### Source material

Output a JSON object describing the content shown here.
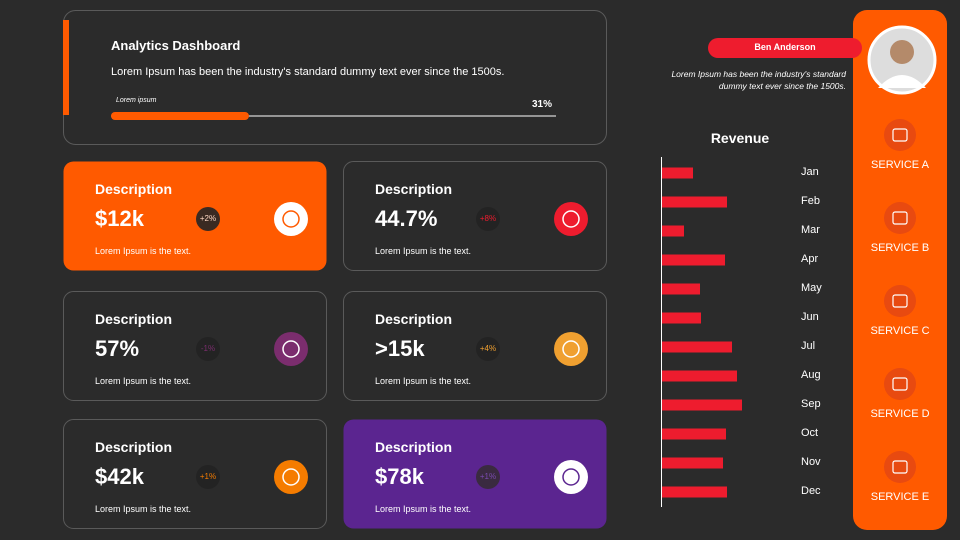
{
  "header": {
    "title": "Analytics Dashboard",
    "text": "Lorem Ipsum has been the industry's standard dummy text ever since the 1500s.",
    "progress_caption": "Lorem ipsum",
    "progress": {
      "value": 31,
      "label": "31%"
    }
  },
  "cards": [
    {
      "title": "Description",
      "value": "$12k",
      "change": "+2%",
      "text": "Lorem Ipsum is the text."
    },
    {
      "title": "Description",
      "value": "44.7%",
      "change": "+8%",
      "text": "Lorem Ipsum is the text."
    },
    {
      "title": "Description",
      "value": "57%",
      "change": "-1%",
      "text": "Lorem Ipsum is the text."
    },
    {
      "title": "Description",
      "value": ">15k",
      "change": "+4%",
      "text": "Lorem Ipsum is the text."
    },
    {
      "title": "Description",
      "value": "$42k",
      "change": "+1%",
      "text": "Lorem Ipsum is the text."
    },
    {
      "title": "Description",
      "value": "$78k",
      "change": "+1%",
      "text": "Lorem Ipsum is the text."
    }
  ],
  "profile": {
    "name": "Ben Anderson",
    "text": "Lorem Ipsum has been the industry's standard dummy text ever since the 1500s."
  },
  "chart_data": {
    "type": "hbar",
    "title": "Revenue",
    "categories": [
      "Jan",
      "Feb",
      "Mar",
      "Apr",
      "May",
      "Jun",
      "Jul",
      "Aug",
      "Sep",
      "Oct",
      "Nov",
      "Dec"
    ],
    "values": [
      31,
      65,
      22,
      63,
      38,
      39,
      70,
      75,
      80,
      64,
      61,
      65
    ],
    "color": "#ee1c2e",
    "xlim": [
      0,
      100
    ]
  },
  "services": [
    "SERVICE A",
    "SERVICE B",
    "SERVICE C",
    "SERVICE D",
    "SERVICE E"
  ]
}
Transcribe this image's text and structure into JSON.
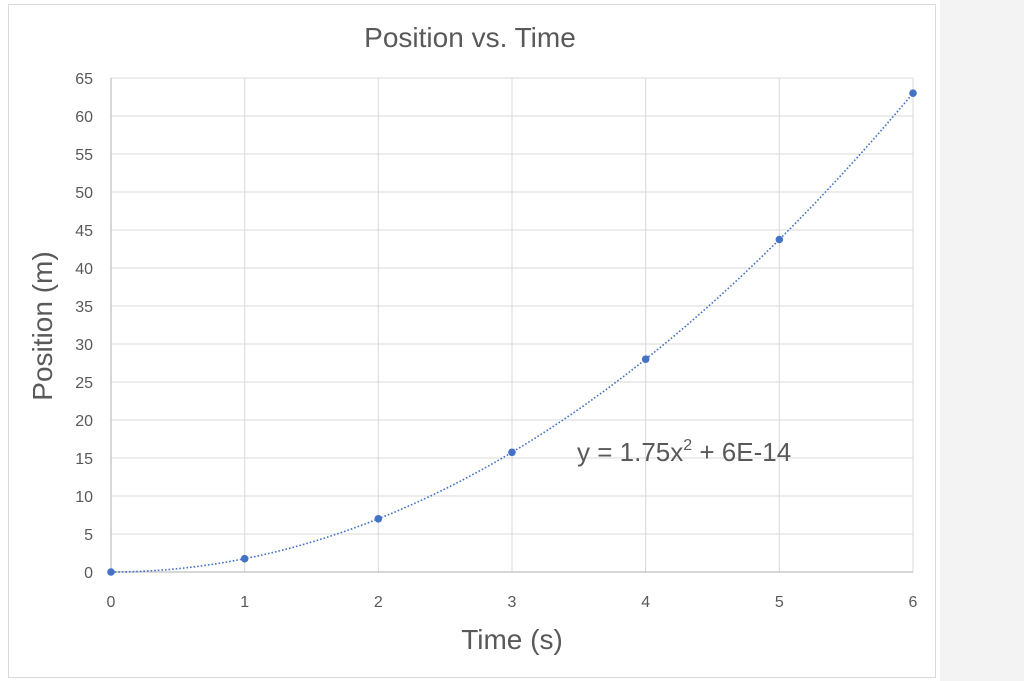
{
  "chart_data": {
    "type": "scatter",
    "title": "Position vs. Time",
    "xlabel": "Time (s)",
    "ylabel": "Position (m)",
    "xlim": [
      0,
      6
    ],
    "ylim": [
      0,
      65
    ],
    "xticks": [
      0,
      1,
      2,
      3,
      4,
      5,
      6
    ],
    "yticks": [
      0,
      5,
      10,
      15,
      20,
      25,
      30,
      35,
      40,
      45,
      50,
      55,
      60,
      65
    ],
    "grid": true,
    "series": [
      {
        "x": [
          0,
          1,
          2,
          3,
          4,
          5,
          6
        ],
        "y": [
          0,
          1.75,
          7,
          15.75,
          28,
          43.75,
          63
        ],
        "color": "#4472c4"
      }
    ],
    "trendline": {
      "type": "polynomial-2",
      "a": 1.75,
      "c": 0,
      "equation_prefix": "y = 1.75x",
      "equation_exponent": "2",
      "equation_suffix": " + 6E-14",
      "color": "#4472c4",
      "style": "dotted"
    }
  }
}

######

### Instruction
Output the entries above exactly, without their pictures.

### Answer for this exercise
Output a JSON object describing the content shown here.
{
  "header": {
    "title": "Analytics Dashboard",
    "text": "Lorem Ipsum has been the industry's standard dummy text ever since the 1500s.",
    "progress_caption": "Lorem ipsum",
    "progress": {
      "value": 31,
      "label": "31%"
    }
  },
  "cards": [
    {
      "title": "Description",
      "value": "$12k",
      "change": "+2%",
      "text": "Lorem Ipsum is the text."
    },
    {
      "title": "Description",
      "value": "44.7%",
      "change": "+8%",
      "text": "Lorem Ipsum is the text."
    },
    {
      "title": "Description",
      "value": "57%",
      "change": "-1%",
      "text": "Lorem Ipsum is the text."
    },
    {
      "title": "Description",
      "value": ">15k",
      "change": "+4%",
      "text": "Lorem Ipsum is the text."
    },
    {
      "title": "Description",
      "value": "$42k",
      "change": "+1%",
      "text": "Lorem Ipsum is the text."
    },
    {
      "title": "Description",
      "value": "$78k",
      "change": "+1%",
      "text": "Lorem Ipsum is the text."
    }
  ],
  "profile": {
    "name": "Ben Anderson",
    "text": "Lorem Ipsum has been the industry's standard dummy text ever since the 1500s."
  },
  "chart_data": {
    "type": "hbar",
    "title": "Revenue",
    "categories": [
      "Jan",
      "Feb",
      "Mar",
      "Apr",
      "May",
      "Jun",
      "Jul",
      "Aug",
      "Sep",
      "Oct",
      "Nov",
      "Dec"
    ],
    "values": [
      31,
      65,
      22,
      63,
      38,
      39,
      70,
      75,
      80,
      64,
      61,
      65
    ],
    "color": "#ee1c2e",
    "xlim": [
      0,
      100
    ]
  },
  "services": [
    "SERVICE A",
    "SERVICE B",
    "SERVICE C",
    "SERVICE D",
    "SERVICE E"
  ]
}
Transcribe this image's text and structure into JSON.
{
  "chart_data": {
    "type": "scatter",
    "title": "Position vs. Time",
    "xlabel": "Time (s)",
    "ylabel": "Position (m)",
    "xlim": [
      0,
      6
    ],
    "ylim": [
      0,
      65
    ],
    "xticks": [
      0,
      1,
      2,
      3,
      4,
      5,
      6
    ],
    "yticks": [
      0,
      5,
      10,
      15,
      20,
      25,
      30,
      35,
      40,
      45,
      50,
      55,
      60,
      65
    ],
    "grid": true,
    "series": [
      {
        "x": [
          0,
          1,
          2,
          3,
          4,
          5,
          6
        ],
        "y": [
          0,
          1.75,
          7,
          15.75,
          28,
          43.75,
          63
        ],
        "color": "#4472c4"
      }
    ],
    "trendline": {
      "type": "polynomial-2",
      "a": 1.75,
      "c": 0,
      "equation_prefix": "y = 1.75x",
      "equation_exponent": "2",
      "equation_suffix": " + 6E-14",
      "color": "#4472c4",
      "style": "dotted"
    }
  }
}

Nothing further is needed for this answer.